Goal of the exercise
Find the word "INSTITUCIÓN" in the data. Return every line where it appears.

Working data

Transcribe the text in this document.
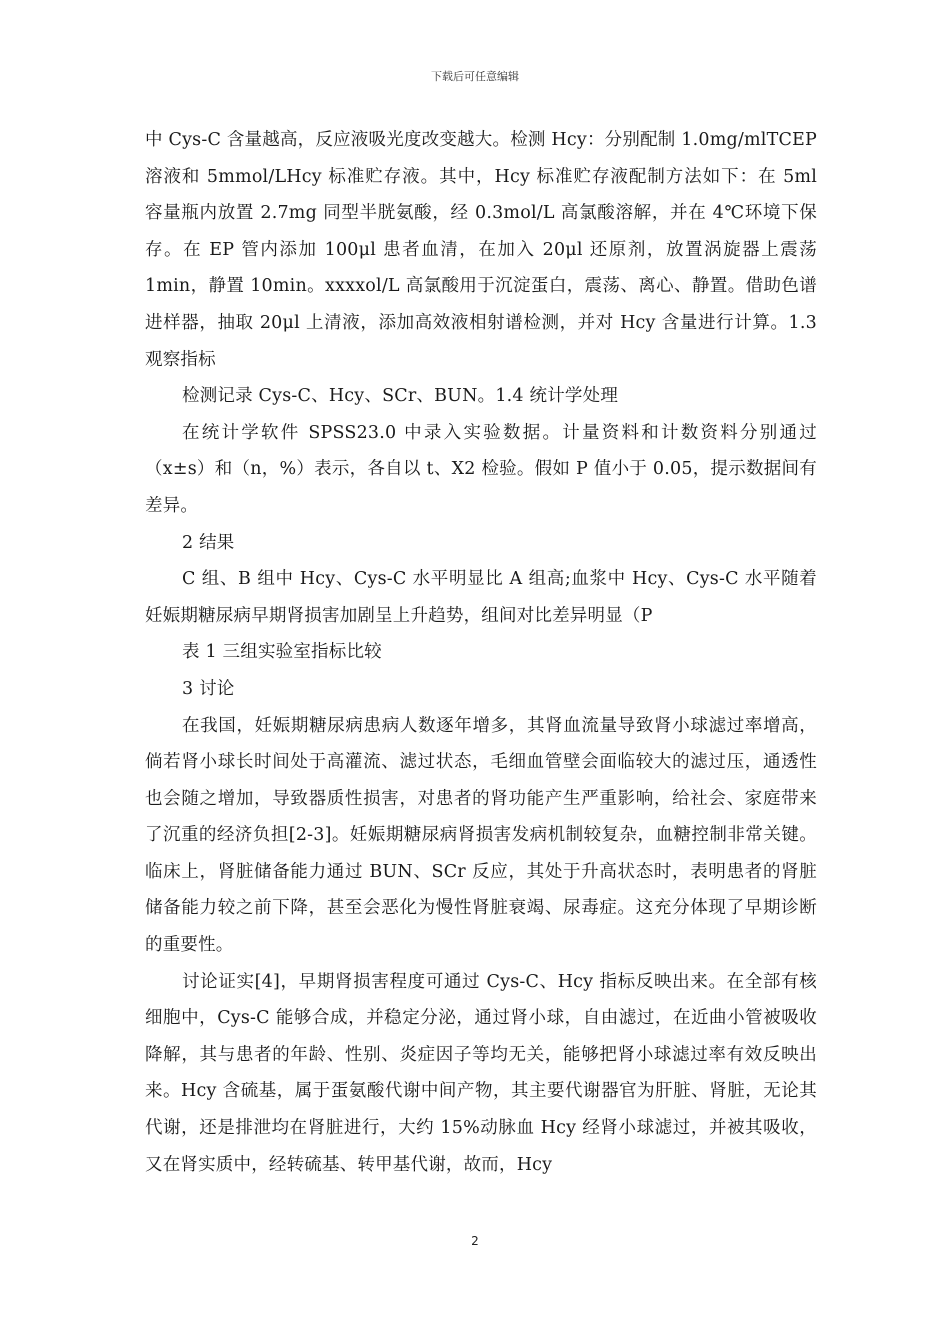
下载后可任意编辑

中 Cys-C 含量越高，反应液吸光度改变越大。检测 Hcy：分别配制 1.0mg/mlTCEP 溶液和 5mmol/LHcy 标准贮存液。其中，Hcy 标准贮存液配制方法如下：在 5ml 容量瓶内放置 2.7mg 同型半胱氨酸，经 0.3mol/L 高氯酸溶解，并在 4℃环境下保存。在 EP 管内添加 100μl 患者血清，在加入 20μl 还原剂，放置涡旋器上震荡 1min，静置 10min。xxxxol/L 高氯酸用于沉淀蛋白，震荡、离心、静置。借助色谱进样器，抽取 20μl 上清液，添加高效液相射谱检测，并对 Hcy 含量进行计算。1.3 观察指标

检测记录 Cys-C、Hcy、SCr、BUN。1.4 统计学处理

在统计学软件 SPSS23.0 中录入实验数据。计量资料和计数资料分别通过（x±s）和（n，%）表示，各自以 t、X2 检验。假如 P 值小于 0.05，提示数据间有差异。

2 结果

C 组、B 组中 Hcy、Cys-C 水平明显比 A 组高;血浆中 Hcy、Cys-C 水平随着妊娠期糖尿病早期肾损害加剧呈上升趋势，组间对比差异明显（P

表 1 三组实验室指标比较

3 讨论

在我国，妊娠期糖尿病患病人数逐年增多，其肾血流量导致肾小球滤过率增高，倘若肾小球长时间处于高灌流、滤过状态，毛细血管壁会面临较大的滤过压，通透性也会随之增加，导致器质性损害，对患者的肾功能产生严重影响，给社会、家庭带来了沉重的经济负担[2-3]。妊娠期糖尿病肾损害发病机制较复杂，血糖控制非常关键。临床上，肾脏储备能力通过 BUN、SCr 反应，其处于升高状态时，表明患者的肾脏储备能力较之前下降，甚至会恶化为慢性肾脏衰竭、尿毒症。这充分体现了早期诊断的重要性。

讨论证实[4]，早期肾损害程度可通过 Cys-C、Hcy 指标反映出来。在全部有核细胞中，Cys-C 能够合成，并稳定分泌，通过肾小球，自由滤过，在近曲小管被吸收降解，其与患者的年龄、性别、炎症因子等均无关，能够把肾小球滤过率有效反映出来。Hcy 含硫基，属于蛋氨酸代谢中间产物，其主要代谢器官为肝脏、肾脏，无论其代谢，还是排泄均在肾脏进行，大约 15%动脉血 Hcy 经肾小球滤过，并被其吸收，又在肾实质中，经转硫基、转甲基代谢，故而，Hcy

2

...

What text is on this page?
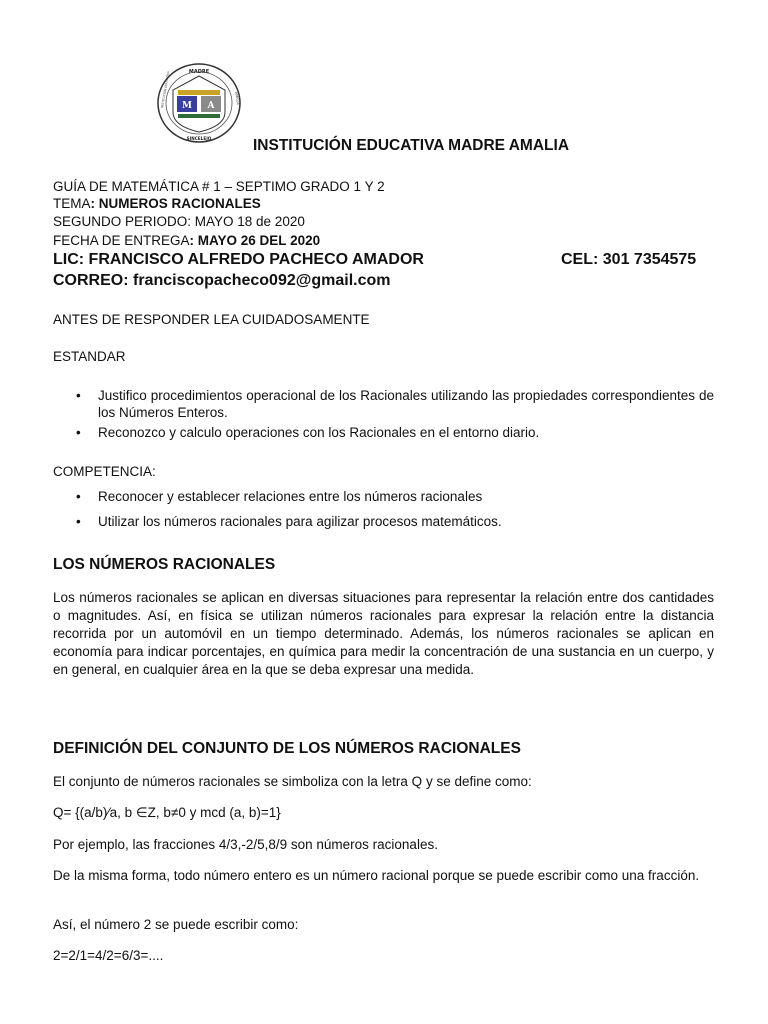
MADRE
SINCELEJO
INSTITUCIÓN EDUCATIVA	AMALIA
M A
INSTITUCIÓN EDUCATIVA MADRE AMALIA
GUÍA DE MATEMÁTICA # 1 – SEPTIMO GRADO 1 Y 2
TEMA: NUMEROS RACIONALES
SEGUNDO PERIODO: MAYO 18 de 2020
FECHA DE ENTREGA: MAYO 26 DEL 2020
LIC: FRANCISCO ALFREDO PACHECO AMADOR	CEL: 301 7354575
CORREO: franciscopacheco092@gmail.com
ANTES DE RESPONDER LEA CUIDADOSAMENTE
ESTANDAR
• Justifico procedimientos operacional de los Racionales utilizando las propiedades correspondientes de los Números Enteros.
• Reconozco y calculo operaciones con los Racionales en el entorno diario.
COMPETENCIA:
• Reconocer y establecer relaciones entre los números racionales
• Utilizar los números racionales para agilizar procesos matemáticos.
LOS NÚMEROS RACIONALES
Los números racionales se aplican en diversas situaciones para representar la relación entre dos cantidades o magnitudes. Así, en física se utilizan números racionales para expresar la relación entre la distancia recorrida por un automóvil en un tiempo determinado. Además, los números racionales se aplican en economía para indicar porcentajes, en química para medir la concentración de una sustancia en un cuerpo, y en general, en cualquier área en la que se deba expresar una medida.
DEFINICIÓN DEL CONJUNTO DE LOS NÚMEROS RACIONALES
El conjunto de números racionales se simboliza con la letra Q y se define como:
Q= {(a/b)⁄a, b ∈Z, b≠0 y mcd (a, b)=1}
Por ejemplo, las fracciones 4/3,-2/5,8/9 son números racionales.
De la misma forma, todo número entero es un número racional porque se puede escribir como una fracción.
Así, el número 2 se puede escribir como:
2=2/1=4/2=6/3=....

==

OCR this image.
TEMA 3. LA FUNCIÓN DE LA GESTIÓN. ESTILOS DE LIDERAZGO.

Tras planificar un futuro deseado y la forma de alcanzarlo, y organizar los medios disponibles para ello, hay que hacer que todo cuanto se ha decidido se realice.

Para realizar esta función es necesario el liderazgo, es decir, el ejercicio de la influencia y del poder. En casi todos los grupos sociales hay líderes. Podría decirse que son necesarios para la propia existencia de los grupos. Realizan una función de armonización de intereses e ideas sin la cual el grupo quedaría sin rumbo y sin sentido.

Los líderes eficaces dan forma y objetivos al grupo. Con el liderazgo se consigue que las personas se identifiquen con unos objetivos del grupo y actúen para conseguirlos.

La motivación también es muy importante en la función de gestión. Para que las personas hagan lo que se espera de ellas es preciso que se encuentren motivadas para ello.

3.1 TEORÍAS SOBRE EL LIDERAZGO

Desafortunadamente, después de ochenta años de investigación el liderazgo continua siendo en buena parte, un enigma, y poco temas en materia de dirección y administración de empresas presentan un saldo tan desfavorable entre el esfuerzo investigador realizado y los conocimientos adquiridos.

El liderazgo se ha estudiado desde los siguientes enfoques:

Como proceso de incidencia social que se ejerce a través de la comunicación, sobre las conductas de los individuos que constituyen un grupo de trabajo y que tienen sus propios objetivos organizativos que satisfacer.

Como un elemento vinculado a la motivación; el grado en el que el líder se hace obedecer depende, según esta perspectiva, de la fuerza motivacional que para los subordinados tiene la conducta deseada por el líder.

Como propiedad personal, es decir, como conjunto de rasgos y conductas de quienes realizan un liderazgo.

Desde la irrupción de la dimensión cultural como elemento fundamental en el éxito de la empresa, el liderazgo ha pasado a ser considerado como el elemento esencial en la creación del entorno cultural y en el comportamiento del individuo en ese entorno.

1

Task response
INSTITUCIÓN EDUCATIVA	AMALIA
INSTITUCIÓN EDUCATIVA MADRE AMALIA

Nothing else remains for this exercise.